• AIM OF THE EXERCISE: In the listing below, pick out lines with "activated".

• SUPPLIED DATA:
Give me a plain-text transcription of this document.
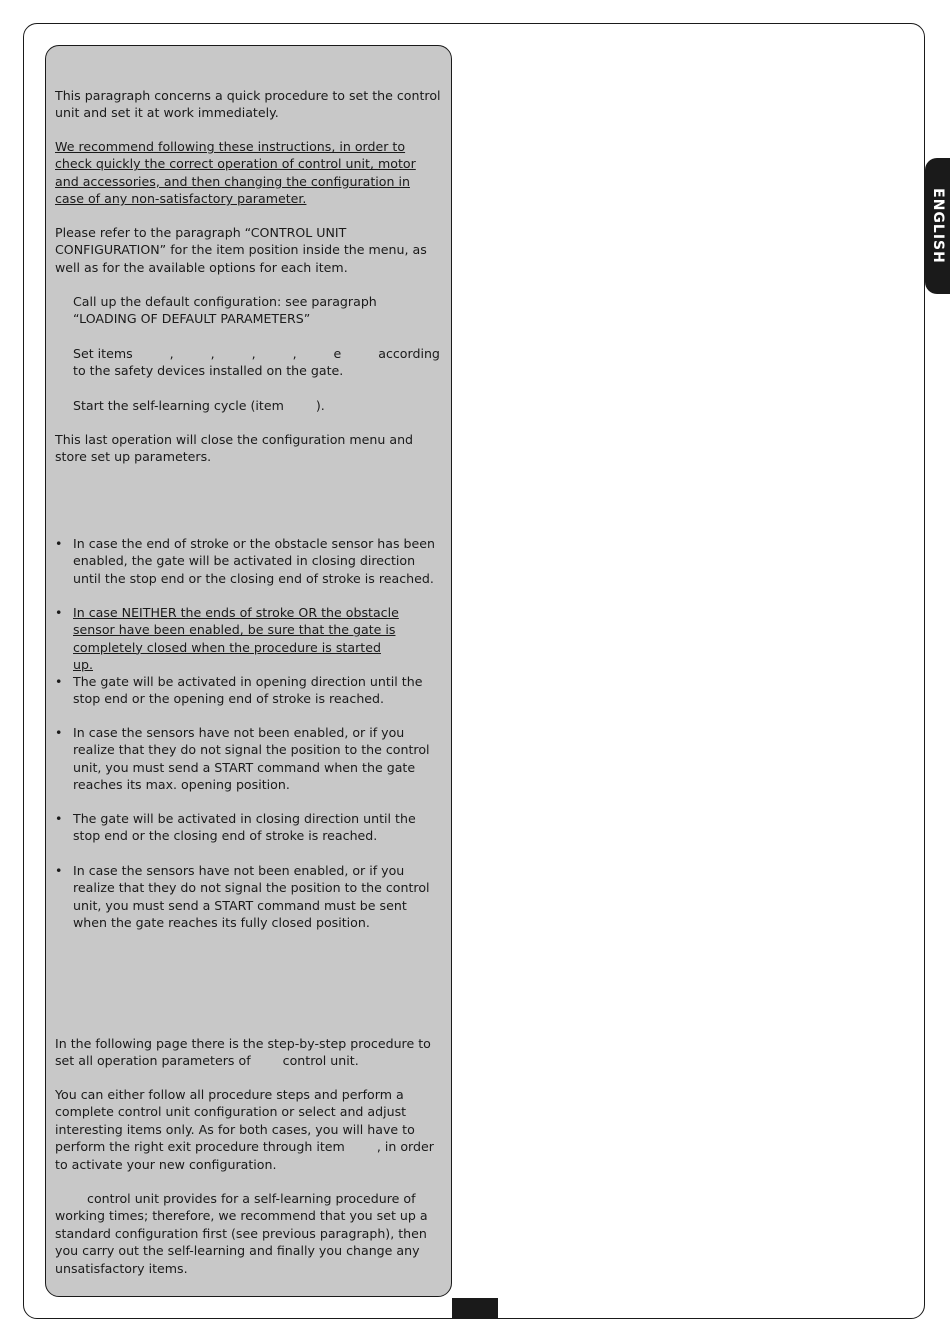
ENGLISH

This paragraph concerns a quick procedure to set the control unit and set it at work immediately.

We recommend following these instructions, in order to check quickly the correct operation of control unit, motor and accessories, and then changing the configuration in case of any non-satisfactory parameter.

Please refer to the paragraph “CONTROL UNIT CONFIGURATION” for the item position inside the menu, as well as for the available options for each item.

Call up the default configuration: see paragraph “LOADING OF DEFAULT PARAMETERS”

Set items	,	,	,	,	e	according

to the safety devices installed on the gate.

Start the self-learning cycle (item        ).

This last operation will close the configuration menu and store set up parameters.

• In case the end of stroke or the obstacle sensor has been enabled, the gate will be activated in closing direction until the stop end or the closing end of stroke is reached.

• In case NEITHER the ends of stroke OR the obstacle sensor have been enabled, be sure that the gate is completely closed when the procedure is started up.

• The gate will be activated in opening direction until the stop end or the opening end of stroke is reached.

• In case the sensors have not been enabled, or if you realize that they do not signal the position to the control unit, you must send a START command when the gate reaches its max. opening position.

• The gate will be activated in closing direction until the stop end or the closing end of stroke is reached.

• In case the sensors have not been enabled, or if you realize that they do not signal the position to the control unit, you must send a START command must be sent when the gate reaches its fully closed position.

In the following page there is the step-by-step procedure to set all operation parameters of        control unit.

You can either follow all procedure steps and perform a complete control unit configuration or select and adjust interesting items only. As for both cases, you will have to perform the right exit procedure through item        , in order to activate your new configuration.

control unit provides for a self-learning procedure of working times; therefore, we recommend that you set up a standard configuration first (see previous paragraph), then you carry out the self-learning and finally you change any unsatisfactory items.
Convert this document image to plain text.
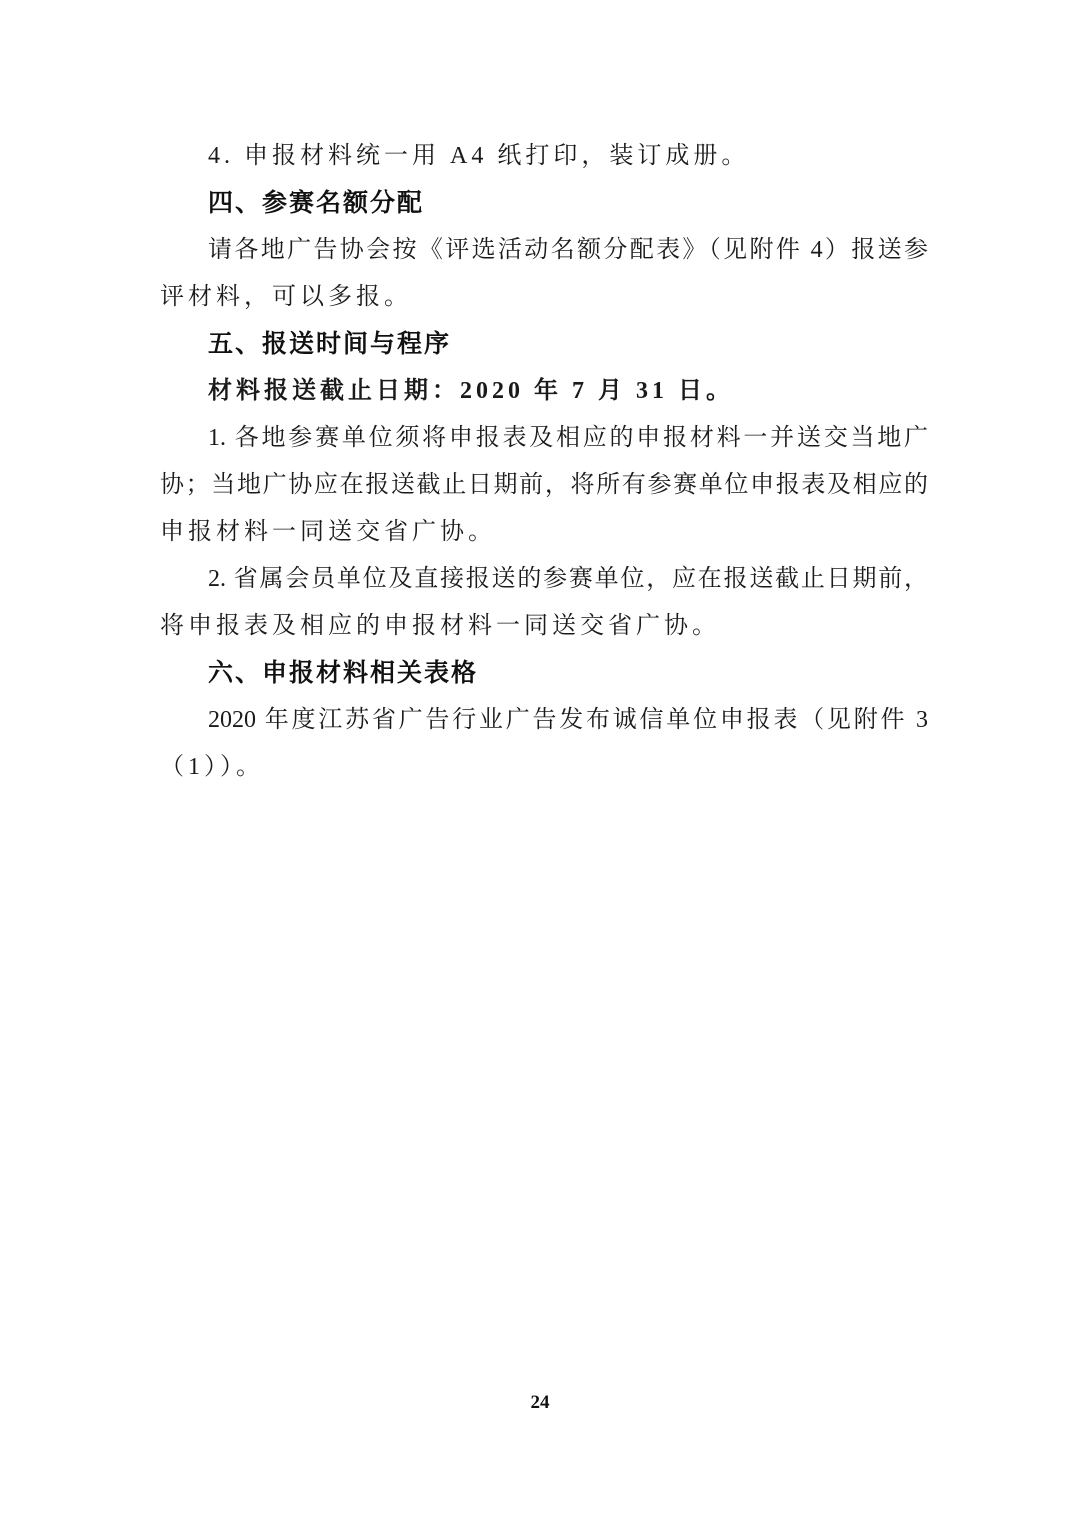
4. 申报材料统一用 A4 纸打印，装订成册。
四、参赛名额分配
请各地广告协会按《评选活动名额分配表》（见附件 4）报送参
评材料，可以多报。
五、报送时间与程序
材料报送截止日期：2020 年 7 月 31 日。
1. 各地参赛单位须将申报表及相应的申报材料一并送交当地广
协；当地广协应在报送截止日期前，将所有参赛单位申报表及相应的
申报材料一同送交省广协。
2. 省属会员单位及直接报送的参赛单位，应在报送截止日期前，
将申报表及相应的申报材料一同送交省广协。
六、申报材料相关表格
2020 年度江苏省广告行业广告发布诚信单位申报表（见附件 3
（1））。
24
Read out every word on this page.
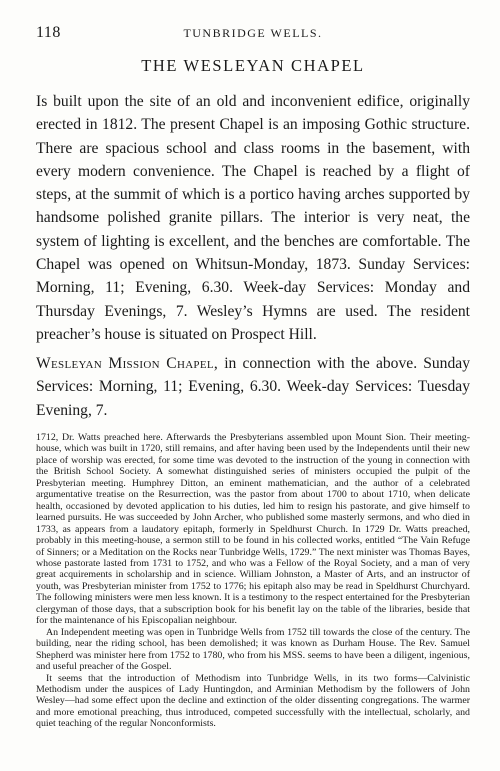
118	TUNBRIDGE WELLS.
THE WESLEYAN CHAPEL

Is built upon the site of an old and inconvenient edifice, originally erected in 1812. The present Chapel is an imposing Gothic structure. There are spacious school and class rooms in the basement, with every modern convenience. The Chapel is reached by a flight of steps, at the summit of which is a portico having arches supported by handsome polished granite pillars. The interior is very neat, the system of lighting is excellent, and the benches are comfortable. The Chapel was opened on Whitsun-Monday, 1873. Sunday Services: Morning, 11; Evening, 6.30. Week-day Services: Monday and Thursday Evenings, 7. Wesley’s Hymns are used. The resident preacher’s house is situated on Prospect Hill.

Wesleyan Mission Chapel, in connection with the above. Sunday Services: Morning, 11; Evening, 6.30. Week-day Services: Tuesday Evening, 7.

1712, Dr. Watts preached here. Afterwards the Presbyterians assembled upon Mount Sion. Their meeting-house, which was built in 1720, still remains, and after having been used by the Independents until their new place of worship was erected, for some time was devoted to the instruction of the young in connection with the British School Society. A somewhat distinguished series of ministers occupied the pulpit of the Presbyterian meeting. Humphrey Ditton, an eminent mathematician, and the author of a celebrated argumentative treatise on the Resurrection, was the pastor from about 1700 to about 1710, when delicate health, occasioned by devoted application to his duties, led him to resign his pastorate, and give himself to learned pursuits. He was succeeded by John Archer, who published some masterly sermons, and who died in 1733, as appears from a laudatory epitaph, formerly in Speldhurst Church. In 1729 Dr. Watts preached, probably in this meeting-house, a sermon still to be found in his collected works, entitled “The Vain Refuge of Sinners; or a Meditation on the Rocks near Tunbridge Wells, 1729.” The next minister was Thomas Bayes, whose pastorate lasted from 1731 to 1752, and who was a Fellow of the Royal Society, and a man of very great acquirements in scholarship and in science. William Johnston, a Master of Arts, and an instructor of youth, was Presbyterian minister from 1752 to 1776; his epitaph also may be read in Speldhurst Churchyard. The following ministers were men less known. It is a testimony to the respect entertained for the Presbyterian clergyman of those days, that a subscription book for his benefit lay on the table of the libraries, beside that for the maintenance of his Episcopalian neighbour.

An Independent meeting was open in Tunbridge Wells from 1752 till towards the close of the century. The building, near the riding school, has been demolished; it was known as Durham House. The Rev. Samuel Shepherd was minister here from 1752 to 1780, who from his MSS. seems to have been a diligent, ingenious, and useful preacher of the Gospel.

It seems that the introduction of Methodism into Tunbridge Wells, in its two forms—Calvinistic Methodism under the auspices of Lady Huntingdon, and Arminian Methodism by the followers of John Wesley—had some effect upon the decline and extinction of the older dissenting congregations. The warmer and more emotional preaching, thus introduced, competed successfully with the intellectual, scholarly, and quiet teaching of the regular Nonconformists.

• CORRECT RESULT:
• In case the end of stroke or the obstacle sensor has been enabled, the gate will be activated in closing direction until the stop end or the closing end of stroke is reached.
• The gate will be activated in opening direction until the stop end or the opening end of stroke is reached.
• The gate will be activated in closing direction until the stop end or the closing end of stroke is reached.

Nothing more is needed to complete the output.